#### [TO BE DONE]
Print every record below exactly as written.

[Saved data entries]
◆ ◆ ◆ ◆ ◆
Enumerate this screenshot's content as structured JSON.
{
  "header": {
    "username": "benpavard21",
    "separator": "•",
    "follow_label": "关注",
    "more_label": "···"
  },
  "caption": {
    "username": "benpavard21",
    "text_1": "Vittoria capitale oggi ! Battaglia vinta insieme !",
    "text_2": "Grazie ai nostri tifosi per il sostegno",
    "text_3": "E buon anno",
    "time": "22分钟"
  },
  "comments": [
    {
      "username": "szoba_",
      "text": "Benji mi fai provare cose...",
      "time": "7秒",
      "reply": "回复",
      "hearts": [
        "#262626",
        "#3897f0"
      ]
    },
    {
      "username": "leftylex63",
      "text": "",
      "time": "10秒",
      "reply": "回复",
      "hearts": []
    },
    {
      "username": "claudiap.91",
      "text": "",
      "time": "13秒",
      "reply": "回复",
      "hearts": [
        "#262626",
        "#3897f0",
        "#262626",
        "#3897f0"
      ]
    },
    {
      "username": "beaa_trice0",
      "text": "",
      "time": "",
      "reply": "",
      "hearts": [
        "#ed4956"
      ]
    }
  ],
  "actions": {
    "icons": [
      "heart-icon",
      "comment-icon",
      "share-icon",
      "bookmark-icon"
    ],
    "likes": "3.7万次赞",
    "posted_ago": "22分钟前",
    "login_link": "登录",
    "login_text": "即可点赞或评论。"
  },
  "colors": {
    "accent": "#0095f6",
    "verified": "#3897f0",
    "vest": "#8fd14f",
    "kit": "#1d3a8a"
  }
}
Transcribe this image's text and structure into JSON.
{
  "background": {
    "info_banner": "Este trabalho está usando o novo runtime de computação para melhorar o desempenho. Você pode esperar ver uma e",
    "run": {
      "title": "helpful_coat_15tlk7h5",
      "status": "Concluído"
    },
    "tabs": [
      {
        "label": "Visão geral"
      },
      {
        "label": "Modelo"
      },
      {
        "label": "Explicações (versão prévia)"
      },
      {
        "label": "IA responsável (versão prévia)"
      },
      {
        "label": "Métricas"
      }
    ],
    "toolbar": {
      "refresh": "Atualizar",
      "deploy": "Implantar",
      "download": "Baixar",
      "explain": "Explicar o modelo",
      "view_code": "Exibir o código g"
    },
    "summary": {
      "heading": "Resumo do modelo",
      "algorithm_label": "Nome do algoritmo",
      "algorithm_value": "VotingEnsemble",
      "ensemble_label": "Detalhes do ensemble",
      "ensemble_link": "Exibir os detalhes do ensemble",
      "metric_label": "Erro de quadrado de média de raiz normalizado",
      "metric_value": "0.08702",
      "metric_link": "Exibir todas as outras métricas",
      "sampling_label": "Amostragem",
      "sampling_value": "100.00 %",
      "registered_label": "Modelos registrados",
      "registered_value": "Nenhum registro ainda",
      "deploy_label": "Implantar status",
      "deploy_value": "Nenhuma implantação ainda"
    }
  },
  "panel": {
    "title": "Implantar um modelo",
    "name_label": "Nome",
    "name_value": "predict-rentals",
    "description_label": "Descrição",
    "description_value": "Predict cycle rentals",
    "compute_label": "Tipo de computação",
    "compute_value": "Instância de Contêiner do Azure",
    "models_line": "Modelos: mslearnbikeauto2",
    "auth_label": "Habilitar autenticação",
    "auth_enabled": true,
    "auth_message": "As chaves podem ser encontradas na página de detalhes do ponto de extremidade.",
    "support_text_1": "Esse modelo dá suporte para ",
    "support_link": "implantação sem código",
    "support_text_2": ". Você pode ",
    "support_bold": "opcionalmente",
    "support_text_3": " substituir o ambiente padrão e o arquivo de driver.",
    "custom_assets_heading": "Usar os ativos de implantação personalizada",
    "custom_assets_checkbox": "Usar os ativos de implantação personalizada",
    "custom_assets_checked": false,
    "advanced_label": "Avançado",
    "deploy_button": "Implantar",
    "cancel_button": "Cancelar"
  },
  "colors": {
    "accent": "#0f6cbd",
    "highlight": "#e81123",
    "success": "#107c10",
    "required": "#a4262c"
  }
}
◆ ◆ ◆ ◆ ◆
#### [OUTPUT FOR THIS EXERCISE]
Enumerate this screenshot's content as structured JSON.
{
  "header": {
    "username": "benpavard21",
    "separator": "•",
    "follow_label": "关注",
    "more_label": "···"
  },
  "caption": {
    "username": "benpavard21",
    "text_1": "Vittoria capitale oggi ! Battaglia vinta insieme !",
    "text_2": "Grazie ai nostri tifosi per il sostegno",
    "text_3": "E buon anno",
    "time": "22分钟"
  },
  "comments": [
    {
      "username": "szoba_",
      "text": "Benji mi fai provare cose...",
      "time": "7秒",
      "reply": "回复",
      "hearts": [
        "#262626",
        "#3897f0"
      ]
    },
    {
      "username": "leftylex63",
      "text": "",
      "time": "10秒",
      "reply": "回复",
      "hearts": []
    },
    {
      "username": "claudiap.91",
      "text": "",
      "time": "13秒",
      "reply": "回复",
      "hearts": [
        "#262626",
        "#3897f0",
        "#262626",
        "#3897f0"
      ]
    },
    {
      "username": "beaa_trice0",
      "text": "",
      "time": "",
      "reply": "",
      "hearts": [
        "#ed4956"
      ]
    }
  ],
  "actions": {
    "icons": [
      "heart-icon",
      "comment-icon",
      "share-icon",
      "bookmark-icon"
    ],
    "likes": "3.7万次赞",
    "posted_ago": "22分钟前",
    "login_link": "登录",
    "login_text": "即可点赞或评论。"
  },
  "colors": {
    "accent": "#0095f6",
    "verified": "#3897f0",
    "vest": "#8fd14f",
    "kit": "#1d3a8a"
  }
}
Transcribe this image's text and structure into JSON.
{
  "background": {
    "info_banner": "Este trabalho está usando o novo runtime de computação para melhorar o desempenho. Você pode esperar ver uma e",
    "run": {
      "title": "helpful_coat_15tlk7h5",
      "status": "Concluído"
    },
    "tabs": [
      {
        "label": "Visão geral"
      },
      {
        "label": "Modelo"
      },
      {
        "label": "Explicações (versão prévia)"
      },
      {
        "label": "IA responsável (versão prévia)"
      },
      {
        "label": "Métricas"
      }
    ],
    "toolbar": {
      "refresh": "Atualizar",
      "deploy": "Implantar",
      "download": "Baixar",
      "explain": "Explicar o modelo",
      "view_code": "Exibir o código g"
    },
    "summary": {
      "heading": "Resumo do modelo",
      "algorithm_label": "Nome do algoritmo",
      "algorithm_value": "VotingEnsemble",
      "ensemble_label": "Detalhes do ensemble",
      "ensemble_link": "Exibir os detalhes do ensemble",
      "metric_label": "Erro de quadrado de média de raiz normalizado",
      "metric_value": "0.08702",
      "metric_link": "Exibir todas as outras métricas",
      "sampling_label": "Amostragem",
      "sampling_value": "100.00 %",
      "registered_label": "Modelos registrados",
      "registered_value": "Nenhum registro ainda",
      "deploy_label": "Implantar status",
      "deploy_value": "Nenhuma implantação ainda"
    }
  },
  "panel": {
    "title": "Implantar um modelo",
    "name_label": "Nome",
    "name_value": "predict-rentals",
    "description_label": "Descrição",
    "description_value": "Predict cycle rentals",
    "compute_label": "Tipo de computação",
    "compute_value": "Instância de Contêiner do Azure",
    "models_line": "Modelos: mslearnbikeauto2",
    "auth_label": "Habilitar autenticação",
    "auth_enabled": true,
    "auth_message": "As chaves podem ser encontradas na página de detalhes do ponto de extremidade.",
    "support_text_1": "Esse modelo dá suporte para ",
    "support_link": "implantação sem código",
    "support_text_2": ". Você pode ",
    "support_bold": "opcionalmente",
    "support_text_3": " substituir o ambiente padrão e o arquivo de driver.",
    "custom_assets_heading": "Usar os ativos de implantação personalizada",
    "custom_assets_checkbox": "Usar os ativos de implantação personalizada",
    "custom_assets_checked": false,
    "advanced_label": "Avançado",
    "deploy_button": "Implantar",
    "cancel_button": "Cancelar"
  },
  "colors": {
    "accent": "#0f6cbd",
    "highlight": "#e81123",
    "success": "#107c10",
    "required": "#a4262c"
  }
}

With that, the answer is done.